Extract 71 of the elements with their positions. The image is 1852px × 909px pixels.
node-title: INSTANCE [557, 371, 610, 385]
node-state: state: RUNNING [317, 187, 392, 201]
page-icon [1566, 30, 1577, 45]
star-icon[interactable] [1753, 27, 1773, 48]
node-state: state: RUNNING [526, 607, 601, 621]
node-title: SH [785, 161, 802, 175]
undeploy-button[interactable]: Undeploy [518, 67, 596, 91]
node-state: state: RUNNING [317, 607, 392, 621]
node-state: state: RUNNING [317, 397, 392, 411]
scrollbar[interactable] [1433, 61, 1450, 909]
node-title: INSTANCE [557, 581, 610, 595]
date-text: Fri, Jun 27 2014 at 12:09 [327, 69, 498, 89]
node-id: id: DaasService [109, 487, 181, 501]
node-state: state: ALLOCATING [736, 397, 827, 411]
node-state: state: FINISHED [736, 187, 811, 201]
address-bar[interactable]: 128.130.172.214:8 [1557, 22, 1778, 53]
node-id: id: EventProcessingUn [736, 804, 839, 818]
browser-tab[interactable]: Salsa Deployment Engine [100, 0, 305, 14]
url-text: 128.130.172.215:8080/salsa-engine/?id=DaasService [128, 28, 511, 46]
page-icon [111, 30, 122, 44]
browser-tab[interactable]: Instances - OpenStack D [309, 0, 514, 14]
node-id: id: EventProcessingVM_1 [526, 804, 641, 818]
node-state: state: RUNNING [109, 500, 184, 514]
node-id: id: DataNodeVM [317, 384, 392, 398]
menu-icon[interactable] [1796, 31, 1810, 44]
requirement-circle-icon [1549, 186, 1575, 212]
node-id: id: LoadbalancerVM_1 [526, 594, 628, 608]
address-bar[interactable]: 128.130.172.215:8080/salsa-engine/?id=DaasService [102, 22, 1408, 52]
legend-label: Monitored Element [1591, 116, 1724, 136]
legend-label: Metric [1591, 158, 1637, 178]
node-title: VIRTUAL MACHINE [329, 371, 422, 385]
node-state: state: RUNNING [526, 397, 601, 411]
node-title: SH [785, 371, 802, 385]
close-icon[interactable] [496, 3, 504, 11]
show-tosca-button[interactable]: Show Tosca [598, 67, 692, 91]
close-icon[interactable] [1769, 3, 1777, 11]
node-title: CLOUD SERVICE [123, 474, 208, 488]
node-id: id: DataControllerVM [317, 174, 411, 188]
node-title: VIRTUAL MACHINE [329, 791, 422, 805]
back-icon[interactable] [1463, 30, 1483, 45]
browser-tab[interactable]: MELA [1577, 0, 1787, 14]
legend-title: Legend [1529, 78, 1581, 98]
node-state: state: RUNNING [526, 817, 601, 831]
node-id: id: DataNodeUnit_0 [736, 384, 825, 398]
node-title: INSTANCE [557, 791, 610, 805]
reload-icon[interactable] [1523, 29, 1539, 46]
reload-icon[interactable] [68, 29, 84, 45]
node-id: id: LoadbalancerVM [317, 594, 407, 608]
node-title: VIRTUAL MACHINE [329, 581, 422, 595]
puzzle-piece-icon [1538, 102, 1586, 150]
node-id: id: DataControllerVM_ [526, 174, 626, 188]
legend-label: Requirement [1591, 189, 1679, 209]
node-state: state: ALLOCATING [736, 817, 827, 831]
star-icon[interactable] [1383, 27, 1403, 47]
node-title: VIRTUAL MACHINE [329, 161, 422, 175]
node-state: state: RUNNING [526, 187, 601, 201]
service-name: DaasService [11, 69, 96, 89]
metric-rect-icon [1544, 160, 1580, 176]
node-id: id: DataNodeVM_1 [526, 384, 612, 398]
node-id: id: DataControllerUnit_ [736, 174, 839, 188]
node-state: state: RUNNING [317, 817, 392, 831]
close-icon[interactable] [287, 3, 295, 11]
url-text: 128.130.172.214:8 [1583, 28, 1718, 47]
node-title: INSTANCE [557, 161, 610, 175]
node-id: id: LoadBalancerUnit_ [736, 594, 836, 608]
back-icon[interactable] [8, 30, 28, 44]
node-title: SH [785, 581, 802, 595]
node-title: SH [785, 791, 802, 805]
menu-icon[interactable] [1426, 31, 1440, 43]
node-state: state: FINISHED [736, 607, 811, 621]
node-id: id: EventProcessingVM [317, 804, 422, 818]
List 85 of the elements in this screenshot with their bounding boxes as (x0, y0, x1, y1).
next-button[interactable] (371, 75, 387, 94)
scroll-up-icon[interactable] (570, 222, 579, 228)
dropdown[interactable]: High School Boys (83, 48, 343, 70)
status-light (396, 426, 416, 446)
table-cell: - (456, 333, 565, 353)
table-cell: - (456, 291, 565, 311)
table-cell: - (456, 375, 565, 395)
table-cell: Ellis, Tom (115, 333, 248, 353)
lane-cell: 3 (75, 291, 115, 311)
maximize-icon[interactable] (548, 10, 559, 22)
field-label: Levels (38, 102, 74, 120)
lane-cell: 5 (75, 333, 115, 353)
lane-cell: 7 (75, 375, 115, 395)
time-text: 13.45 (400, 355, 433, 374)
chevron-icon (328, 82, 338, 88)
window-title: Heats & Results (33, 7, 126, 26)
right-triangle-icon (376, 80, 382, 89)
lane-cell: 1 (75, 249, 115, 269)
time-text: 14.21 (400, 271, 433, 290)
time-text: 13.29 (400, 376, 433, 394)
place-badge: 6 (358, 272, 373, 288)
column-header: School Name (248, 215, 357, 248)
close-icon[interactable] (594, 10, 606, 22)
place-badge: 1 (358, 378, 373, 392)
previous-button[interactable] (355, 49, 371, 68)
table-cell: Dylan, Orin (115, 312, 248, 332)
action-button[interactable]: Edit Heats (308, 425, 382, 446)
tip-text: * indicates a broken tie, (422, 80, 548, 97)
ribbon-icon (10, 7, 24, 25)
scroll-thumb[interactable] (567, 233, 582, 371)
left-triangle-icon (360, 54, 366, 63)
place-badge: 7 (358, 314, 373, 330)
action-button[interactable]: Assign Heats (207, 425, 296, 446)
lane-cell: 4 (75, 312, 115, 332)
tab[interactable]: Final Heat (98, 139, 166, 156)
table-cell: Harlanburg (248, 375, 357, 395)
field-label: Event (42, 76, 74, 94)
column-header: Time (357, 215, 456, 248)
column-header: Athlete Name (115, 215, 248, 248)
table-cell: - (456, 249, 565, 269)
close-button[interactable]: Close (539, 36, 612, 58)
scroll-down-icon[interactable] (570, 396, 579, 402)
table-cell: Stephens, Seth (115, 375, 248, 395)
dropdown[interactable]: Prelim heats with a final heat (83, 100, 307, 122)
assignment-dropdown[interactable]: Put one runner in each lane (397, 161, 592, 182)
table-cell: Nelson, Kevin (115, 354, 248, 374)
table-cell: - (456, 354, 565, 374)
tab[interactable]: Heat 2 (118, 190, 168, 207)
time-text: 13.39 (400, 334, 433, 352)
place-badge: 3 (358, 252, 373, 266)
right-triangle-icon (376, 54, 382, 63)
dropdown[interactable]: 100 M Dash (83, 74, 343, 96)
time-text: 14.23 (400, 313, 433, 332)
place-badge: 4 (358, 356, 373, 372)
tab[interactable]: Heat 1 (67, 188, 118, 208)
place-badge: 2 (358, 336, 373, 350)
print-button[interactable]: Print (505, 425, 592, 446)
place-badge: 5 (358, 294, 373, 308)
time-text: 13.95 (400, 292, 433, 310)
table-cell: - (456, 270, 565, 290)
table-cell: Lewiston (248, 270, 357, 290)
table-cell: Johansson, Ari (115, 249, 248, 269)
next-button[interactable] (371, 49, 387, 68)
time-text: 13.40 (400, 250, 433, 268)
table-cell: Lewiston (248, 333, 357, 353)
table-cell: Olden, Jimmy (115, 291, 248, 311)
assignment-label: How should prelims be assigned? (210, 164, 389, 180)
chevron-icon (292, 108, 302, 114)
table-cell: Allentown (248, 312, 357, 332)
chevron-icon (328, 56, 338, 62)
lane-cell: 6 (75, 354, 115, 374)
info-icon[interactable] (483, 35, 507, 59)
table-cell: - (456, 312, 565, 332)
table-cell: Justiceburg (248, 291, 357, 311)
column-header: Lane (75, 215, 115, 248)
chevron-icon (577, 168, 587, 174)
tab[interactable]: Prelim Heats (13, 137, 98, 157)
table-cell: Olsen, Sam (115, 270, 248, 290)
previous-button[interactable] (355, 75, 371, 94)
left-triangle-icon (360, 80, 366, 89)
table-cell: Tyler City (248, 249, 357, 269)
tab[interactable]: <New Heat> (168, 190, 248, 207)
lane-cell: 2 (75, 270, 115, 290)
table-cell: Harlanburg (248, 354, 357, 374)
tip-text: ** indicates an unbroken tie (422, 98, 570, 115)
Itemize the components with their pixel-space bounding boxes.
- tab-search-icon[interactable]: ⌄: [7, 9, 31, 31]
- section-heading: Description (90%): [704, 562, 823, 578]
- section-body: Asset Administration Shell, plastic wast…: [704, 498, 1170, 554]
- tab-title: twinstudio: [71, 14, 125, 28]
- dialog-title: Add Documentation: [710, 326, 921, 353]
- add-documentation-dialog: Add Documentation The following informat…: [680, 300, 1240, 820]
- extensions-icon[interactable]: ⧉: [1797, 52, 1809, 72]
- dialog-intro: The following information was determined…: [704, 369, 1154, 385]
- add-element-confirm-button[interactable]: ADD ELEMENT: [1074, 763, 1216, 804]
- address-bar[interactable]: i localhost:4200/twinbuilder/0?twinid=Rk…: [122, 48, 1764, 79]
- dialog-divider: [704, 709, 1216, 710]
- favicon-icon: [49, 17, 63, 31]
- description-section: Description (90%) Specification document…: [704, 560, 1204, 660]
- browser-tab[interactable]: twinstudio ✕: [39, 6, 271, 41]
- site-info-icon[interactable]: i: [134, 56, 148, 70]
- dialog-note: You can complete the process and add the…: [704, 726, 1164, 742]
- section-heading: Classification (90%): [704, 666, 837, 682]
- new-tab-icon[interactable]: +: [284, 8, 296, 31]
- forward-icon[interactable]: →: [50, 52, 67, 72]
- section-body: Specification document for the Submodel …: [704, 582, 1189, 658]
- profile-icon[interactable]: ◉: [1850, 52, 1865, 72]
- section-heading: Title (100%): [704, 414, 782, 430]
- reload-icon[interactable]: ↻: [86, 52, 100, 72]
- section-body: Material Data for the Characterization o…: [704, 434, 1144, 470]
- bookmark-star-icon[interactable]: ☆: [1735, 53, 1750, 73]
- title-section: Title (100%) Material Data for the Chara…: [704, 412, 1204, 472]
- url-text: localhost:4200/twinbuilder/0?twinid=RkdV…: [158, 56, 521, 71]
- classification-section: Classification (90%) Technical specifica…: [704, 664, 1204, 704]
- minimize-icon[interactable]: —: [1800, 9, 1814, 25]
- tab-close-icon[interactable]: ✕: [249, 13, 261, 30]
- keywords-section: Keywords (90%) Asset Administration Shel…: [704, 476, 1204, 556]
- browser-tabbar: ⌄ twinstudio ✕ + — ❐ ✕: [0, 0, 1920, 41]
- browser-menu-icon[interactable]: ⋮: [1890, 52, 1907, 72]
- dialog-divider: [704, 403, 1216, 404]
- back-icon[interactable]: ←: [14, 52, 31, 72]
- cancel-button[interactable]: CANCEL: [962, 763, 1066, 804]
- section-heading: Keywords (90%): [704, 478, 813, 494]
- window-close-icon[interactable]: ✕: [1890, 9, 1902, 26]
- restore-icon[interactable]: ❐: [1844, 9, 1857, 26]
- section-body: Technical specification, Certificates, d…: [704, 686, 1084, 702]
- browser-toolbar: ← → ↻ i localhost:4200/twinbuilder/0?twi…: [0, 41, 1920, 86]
........
#### Prompt
Copy out the entries verbatim, starting at their first line and ending with the line that contains "node-state: state: FINISHED [736, 187, 811, 201]", both included.

#### Output
Extract 71 of the elements with their positions. The image is 1852px × 909px pixels.
node-title: INSTANCE [557, 371, 610, 385]
node-state: state: RUNNING [317, 187, 392, 201]
page-icon [1566, 30, 1577, 45]
star-icon[interactable] [1753, 27, 1773, 48]
node-state: state: RUNNING [526, 607, 601, 621]
node-title: SH [785, 161, 802, 175]
undeploy-button[interactable]: Undeploy [518, 67, 596, 91]
node-state: state: RUNNING [317, 607, 392, 621]
node-state: state: RUNNING [317, 397, 392, 411]
scrollbar[interactable] [1433, 61, 1450, 909]
node-title: INSTANCE [557, 581, 610, 595]
date-text: Fri, Jun 27 2014 at 12:09 [327, 69, 498, 89]
node-id: id: DaasService [109, 487, 181, 501]
node-state: state: ALLOCATING [736, 397, 827, 411]
node-state: state: FINISHED [736, 187, 811, 201]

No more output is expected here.